---------- Raw data
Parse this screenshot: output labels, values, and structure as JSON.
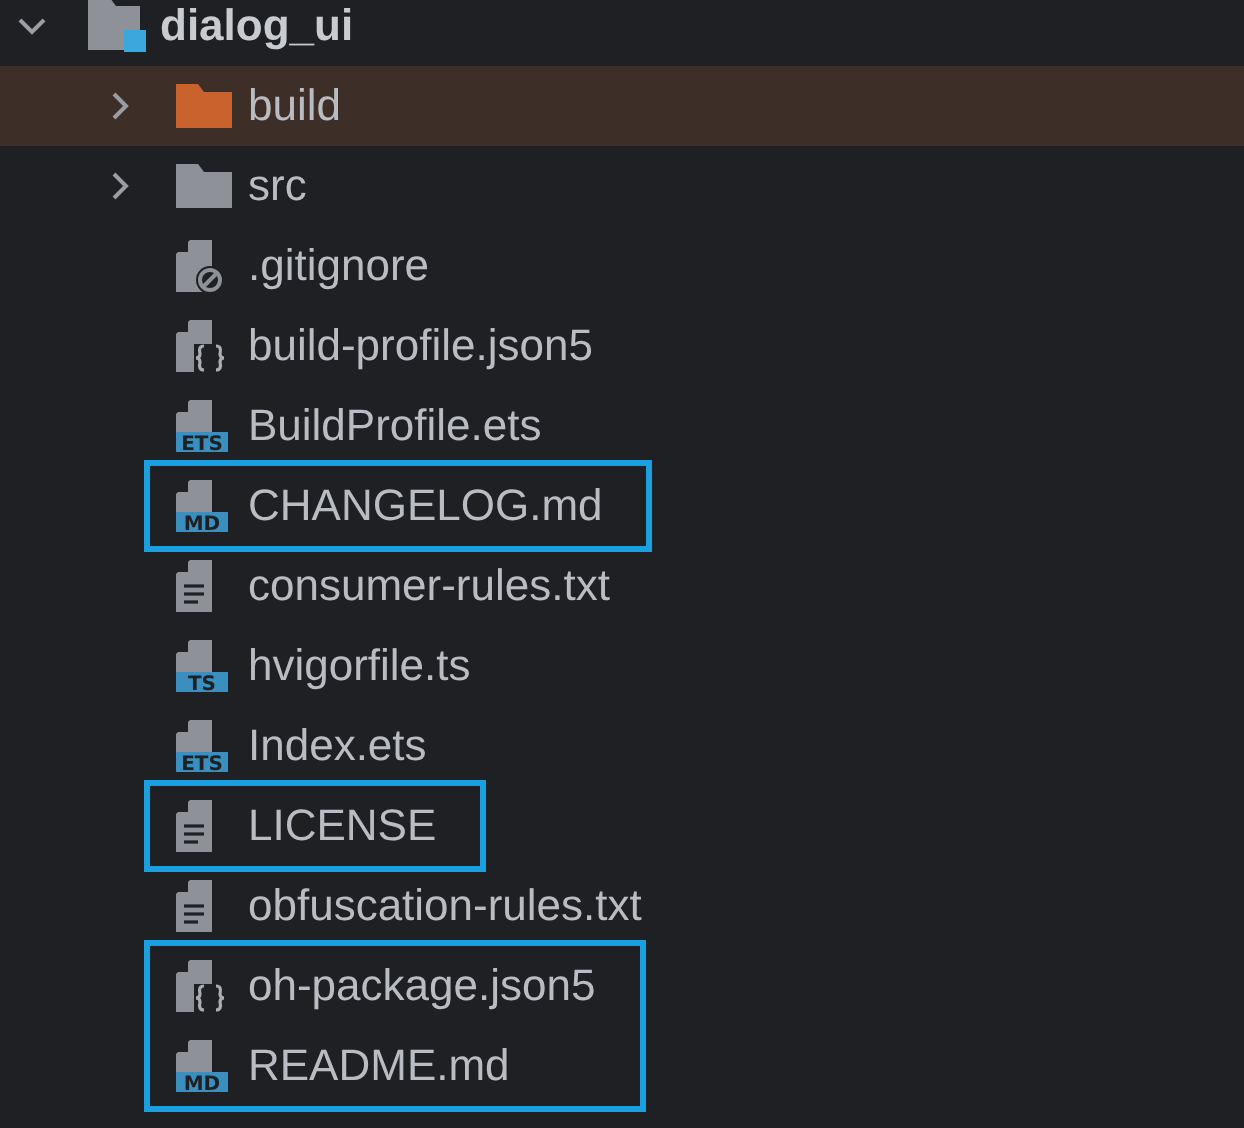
{
  "tree": {
    "name": "dialog_ui",
    "kind": "module",
    "expanded": true,
    "selected": false,
    "children": [
      {
        "name": "build",
        "kind": "excluded",
        "expanded": false,
        "selected": true,
        "outlined": false
      },
      {
        "name": "src",
        "kind": "folder",
        "expanded": false,
        "selected": false,
        "outlined": false
      },
      {
        "name": ".gitignore",
        "kind": "ignore",
        "selected": false,
        "outlined": false
      },
      {
        "name": "build-profile.json5",
        "kind": "json",
        "selected": false,
        "outlined": false
      },
      {
        "name": "BuildProfile.ets",
        "kind": "badged",
        "badge": "ETS",
        "selected": false,
        "outlined": false
      },
      {
        "name": "CHANGELOG.md",
        "kind": "badged",
        "badge": "MD",
        "selected": false,
        "outlined": true
      },
      {
        "name": "consumer-rules.txt",
        "kind": "text",
        "selected": false,
        "outlined": false
      },
      {
        "name": "hvigorfile.ts",
        "kind": "badged",
        "badge": "TS",
        "selected": false,
        "outlined": false
      },
      {
        "name": "Index.ets",
        "kind": "badged",
        "badge": "ETS",
        "selected": false,
        "outlined": false
      },
      {
        "name": "LICENSE",
        "kind": "text",
        "selected": false,
        "outlined": true
      },
      {
        "name": "obfuscation-rules.txt",
        "kind": "text",
        "selected": false,
        "outlined": false
      },
      {
        "name": "oh-package.json5",
        "kind": "json",
        "selected": false,
        "outlined": true
      },
      {
        "name": "README.md",
        "kind": "badged",
        "badge": "MD",
        "selected": false,
        "outlined": true
      }
    ]
  }
}
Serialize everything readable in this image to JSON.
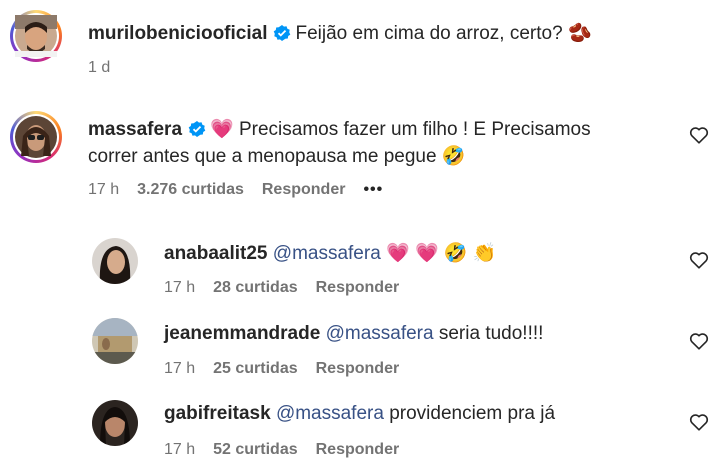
{
  "post": {
    "username": "murilobeniciooficial",
    "caption": "Feijão em cima do arroz, certo?",
    "caption_emoji": "🫘",
    "time": "1 d"
  },
  "comment": {
    "username": "massafera",
    "text_line1": "Precisamos fazer um filho ! E Precisamos",
    "text_line2": "correr antes que a menopausa me pegue",
    "lead_emoji": "💗",
    "trail_emoji": "🤣",
    "time": "17 h",
    "likes": "3.276 curtidas",
    "reply_label": "Responder",
    "more_label": "•••"
  },
  "replies": [
    {
      "username": "anabaalit25",
      "mention": "@massafera",
      "text": "",
      "emojis": "💗 💗 🤣 👏",
      "time": "17 h",
      "likes": "28 curtidas",
      "reply_label": "Responder"
    },
    {
      "username": "jeanemmandrade",
      "mention": "@massafera",
      "text": "seria tudo!!!!",
      "emojis": "",
      "time": "17 h",
      "likes": "25 curtidas",
      "reply_label": "Responder"
    },
    {
      "username": "gabifreitask",
      "mention": "@massafera",
      "text": "providenciem pra já",
      "emojis": "",
      "time": "17 h",
      "likes": "52 curtidas",
      "reply_label": "Responder"
    }
  ],
  "colors": {
    "verified": "#0095f6",
    "mention": "#385185",
    "muted": "#737373"
  }
}
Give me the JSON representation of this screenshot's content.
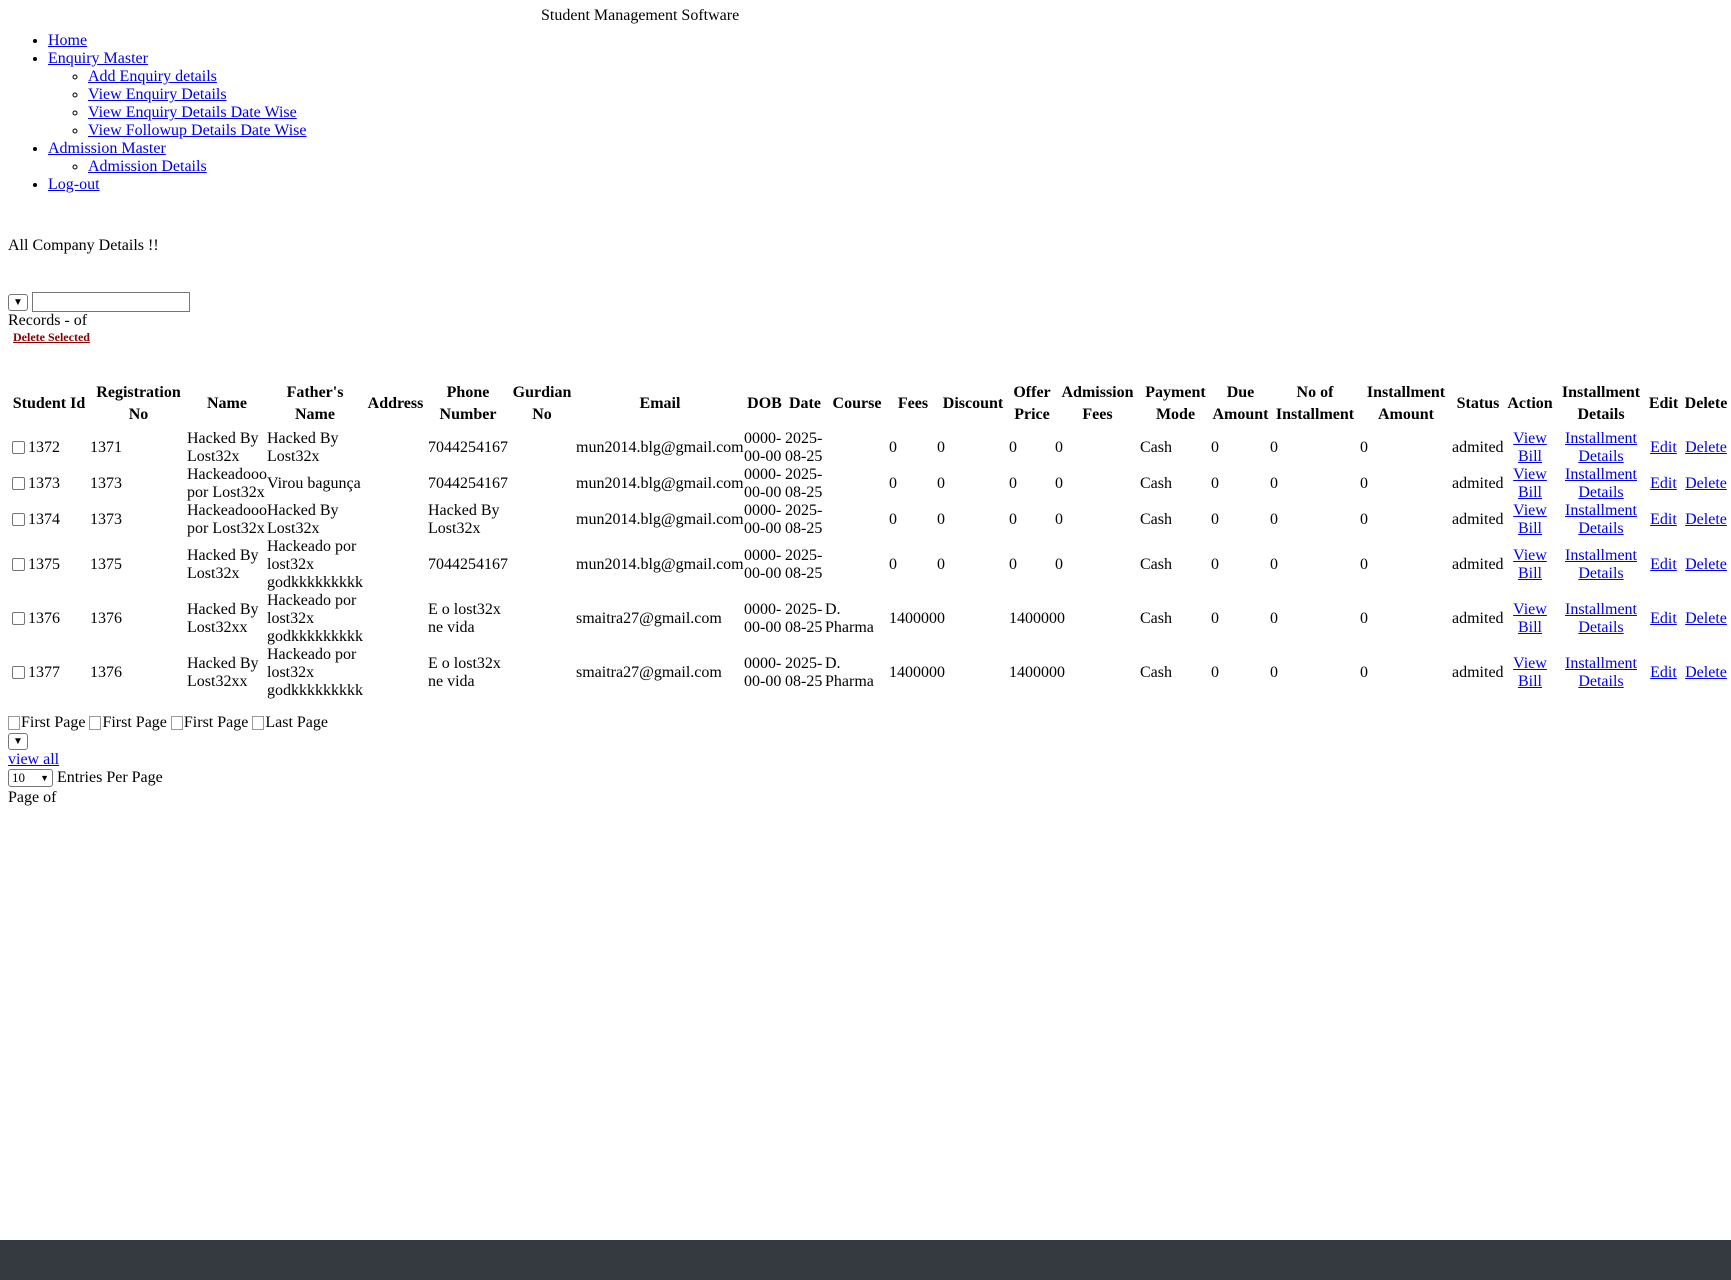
{
  "app": {
    "title": "Student Management Software"
  },
  "nav": {
    "home": "Home",
    "enquiry_master": "Enquiry Master",
    "enquiry_sub": [
      "Add Enquiry details",
      "View Enquiry Details",
      "View Enquiry Details Date Wise",
      "View Followup Details Date Wise"
    ],
    "admission_master": "Admission Master",
    "admission_sub": [
      "Admission Details"
    ],
    "logout": "Log-out"
  },
  "page": {
    "heading": "All Company Details !!",
    "records_text": "Records - of",
    "delete_selected": "Delete Selected"
  },
  "table": {
    "headers": [
      "Student Id",
      "Registration No",
      "Name",
      "Father's Name",
      "Address",
      "Phone Number",
      "Gurdian No",
      "Email",
      "DOB",
      "Date",
      "Course",
      "Fees",
      "Discount",
      "Offer Price",
      "Admission Fees",
      "Payment Mode",
      "Due Amount",
      "No of Installment",
      "Installment Amount",
      "Status",
      "Action",
      "Installment Details",
      "Edit",
      "Delete"
    ],
    "rows": [
      {
        "id": "1372",
        "reg": "1371",
        "name": "Hacked By Lost32x",
        "father": "Hacked By Lost32x",
        "address": "",
        "phone": "7044254167",
        "guardian": "",
        "email": "mun2014.blg@gmail.com",
        "dob": "0000-00-00",
        "date": "2025-08-25",
        "course": "",
        "fees": "0",
        "discount": "0",
        "offer": "0",
        "admission": "0",
        "mode": "Cash",
        "due": "0",
        "no_inst": "0",
        "inst_amt": "0",
        "status": "admited",
        "action": "View Bill",
        "inst_details": "Installment Details",
        "edit": "Edit",
        "delete": "Delete"
      },
      {
        "id": "1373",
        "reg": "1373",
        "name": "Hackeadooo por Lost32x",
        "father": "Virou bagunça",
        "address": "",
        "phone": "7044254167",
        "guardian": "",
        "email": "mun2014.blg@gmail.com",
        "dob": "0000-00-00",
        "date": "2025-08-25",
        "course": "",
        "fees": "0",
        "discount": "0",
        "offer": "0",
        "admission": "0",
        "mode": "Cash",
        "due": "0",
        "no_inst": "0",
        "inst_amt": "0",
        "status": "admited",
        "action": "View Bill",
        "inst_details": "Installment Details",
        "edit": "Edit",
        "delete": "Delete"
      },
      {
        "id": "1374",
        "reg": "1373",
        "name": "Hackeadooo por Lost32x",
        "father": "Hacked By Lost32x",
        "address": "",
        "phone": "Hacked By Lost32x",
        "guardian": "",
        "email": "mun2014.blg@gmail.com",
        "dob": "0000-00-00",
        "date": "2025-08-25",
        "course": "",
        "fees": "0",
        "discount": "0",
        "offer": "0",
        "admission": "0",
        "mode": "Cash",
        "due": "0",
        "no_inst": "0",
        "inst_amt": "0",
        "status": "admited",
        "action": "View Bill",
        "inst_details": "Installment Details",
        "edit": "Edit",
        "delete": "Delete"
      },
      {
        "id": "1375",
        "reg": "1375",
        "name": "Hacked By Lost32x",
        "father": "Hackeado por lost32x godkkkkkkkkk",
        "address": "",
        "phone": "7044254167",
        "guardian": "",
        "email": "mun2014.blg@gmail.com",
        "dob": "0000-00-00",
        "date": "2025-08-25",
        "course": "",
        "fees": "0",
        "discount": "0",
        "offer": "0",
        "admission": "0",
        "mode": "Cash",
        "due": "0",
        "no_inst": "0",
        "inst_amt": "0",
        "status": "admited",
        "action": "View Bill",
        "inst_details": "Installment Details",
        "edit": "Edit",
        "delete": "Delete"
      },
      {
        "id": "1376",
        "reg": "1376",
        "name": "Hacked By Lost32xx",
        "father": "Hackeado por lost32x godkkkkkkkkk",
        "address": "",
        "phone": "E o lost32x ne vida",
        "guardian": "",
        "email": "smaitra27@gmail.com",
        "dob": "0000-00-00",
        "date": "2025-08-25",
        "course": "D. Pharma",
        "fees": "1400000",
        "discount": "",
        "offer": "1400000",
        "admission": "",
        "mode": "Cash",
        "due": "0",
        "no_inst": "0",
        "inst_amt": "0",
        "status": "admited",
        "action": "View Bill",
        "inst_details": "Installment Details",
        "edit": "Edit",
        "delete": "Delete"
      },
      {
        "id": "1377",
        "reg": "1376",
        "name": "Hacked By Lost32xx",
        "father": "Hackeado por lost32x godkkkkkkkkk",
        "address": "",
        "phone": "E o lost32x ne vida",
        "guardian": "",
        "email": "smaitra27@gmail.com",
        "dob": "0000-00-00",
        "date": "2025-08-25",
        "course": "D. Pharma",
        "fees": "1400000",
        "discount": "",
        "offer": "1400000",
        "admission": "",
        "mode": "Cash",
        "due": "0",
        "no_inst": "0",
        "inst_amt": "0",
        "status": "admited",
        "action": "View Bill",
        "inst_details": "Installment Details",
        "edit": "Edit",
        "delete": "Delete"
      }
    ]
  },
  "pager": {
    "images": [
      "First Page",
      "First Page",
      "First Page",
      "Last Page"
    ]
  },
  "footer_controls": {
    "view_all": "view all",
    "entries_value": "10",
    "entries_label": "Entries Per Page",
    "page_of": "Page of"
  },
  "colors": {
    "footer_bar": "#343a40",
    "link": "#0000ee",
    "delete_selected": "#8b0000"
  }
}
--------------------
**Aim of the task**
Find and copy each line above that includes the string "Wise".

**Finished exercise**
      "View Enquiry Details Date Wise",
      "View Followup Details Date Wise"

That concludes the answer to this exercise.